§ **Requirement**: Where a line holds the word "black", copy it from the records.

§ **Records for the exercise**:
____
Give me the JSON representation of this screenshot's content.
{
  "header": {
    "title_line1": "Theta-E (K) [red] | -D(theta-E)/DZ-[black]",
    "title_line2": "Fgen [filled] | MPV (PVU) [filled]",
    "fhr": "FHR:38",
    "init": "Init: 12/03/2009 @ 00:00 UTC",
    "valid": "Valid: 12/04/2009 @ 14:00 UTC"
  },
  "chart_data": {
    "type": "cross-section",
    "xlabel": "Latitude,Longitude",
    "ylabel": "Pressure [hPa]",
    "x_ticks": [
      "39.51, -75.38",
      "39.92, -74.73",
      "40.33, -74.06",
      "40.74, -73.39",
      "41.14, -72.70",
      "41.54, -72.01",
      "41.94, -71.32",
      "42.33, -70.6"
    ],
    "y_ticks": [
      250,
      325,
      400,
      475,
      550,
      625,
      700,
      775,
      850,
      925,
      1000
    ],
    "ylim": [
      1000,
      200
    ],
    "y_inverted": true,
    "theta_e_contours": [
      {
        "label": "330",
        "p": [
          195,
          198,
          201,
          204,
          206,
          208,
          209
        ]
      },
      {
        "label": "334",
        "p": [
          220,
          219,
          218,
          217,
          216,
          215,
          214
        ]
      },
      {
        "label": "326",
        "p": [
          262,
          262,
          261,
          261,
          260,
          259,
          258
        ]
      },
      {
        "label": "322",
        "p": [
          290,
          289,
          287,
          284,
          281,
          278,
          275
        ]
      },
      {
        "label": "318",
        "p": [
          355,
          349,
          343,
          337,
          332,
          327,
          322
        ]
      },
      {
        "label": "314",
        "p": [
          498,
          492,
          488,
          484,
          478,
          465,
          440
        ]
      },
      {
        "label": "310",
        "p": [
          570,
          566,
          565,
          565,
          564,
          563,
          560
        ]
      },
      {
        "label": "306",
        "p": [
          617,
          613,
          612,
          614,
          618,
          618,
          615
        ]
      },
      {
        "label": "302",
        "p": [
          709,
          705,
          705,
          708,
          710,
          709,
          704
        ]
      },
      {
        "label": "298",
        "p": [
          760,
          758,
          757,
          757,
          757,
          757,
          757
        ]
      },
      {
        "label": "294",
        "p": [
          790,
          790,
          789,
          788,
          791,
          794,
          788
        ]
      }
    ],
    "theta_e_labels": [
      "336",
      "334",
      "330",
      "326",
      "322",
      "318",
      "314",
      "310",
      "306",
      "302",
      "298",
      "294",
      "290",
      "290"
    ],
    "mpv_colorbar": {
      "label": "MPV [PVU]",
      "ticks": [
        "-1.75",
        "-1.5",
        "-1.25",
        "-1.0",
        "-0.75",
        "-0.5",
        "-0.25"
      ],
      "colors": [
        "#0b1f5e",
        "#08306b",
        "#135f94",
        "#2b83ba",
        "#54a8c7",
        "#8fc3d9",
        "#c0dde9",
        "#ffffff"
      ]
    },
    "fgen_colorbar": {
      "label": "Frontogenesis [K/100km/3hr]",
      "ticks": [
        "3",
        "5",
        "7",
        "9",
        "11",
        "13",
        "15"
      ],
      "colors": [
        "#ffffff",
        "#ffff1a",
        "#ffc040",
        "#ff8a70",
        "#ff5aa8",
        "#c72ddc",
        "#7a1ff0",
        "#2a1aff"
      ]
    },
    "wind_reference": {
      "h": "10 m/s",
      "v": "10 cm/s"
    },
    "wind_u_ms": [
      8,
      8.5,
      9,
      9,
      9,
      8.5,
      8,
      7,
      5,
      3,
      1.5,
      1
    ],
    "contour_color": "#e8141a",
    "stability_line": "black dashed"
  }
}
____
§ **Answer to the problem**:
    "title_line1": "Theta-E (K) [red] | -D(theta-E)/DZ-[black]",
    "stability_line": "black dashed"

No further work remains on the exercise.